Records excerpted from a collection
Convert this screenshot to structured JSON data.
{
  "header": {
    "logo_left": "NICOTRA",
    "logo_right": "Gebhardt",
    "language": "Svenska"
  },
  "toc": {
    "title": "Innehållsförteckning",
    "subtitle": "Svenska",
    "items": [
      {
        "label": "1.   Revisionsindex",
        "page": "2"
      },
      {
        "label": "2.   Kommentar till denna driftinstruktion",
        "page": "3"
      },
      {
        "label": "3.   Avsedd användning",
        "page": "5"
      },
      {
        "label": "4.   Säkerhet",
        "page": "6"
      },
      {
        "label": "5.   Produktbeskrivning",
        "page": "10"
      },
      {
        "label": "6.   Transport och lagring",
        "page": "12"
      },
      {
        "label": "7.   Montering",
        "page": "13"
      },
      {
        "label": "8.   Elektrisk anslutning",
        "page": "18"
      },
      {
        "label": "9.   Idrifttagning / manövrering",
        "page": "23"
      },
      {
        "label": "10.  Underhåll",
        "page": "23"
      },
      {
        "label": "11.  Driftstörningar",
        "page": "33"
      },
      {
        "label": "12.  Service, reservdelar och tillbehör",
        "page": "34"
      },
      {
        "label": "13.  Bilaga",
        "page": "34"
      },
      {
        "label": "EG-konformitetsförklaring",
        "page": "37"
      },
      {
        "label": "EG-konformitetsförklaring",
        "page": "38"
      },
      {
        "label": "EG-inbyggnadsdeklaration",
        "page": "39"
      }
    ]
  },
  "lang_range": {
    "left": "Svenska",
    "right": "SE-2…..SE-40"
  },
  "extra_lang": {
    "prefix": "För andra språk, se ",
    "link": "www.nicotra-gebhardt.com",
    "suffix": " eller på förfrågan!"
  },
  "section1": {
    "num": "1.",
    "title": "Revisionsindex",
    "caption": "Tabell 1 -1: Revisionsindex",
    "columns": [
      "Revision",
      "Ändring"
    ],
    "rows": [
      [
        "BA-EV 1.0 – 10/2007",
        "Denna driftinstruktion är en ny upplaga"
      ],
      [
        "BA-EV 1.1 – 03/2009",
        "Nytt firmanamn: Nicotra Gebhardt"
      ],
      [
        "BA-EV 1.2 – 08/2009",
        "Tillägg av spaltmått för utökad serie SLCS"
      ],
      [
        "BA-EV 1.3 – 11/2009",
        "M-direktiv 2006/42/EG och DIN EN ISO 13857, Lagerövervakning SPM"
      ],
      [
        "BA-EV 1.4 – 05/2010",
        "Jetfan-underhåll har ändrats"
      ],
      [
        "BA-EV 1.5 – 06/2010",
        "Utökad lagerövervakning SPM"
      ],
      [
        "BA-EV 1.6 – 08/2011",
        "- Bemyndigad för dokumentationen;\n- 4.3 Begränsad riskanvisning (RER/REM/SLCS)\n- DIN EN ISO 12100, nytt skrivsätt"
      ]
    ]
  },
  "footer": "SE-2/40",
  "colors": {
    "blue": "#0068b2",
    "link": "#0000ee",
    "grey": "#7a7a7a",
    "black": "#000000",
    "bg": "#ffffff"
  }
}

_Set task:_
Collect every line from the records above that contains the word "SLCS".

_Response:_
        "Tillägg av spaltmått för utökad serie SLCS"
        "- Bemyndigad för dokumentationen;\n- 4.3 Begränsad riskanvisning (RER/REM/SLCS)\n- DIN EN ISO 12100, nytt skrivsätt"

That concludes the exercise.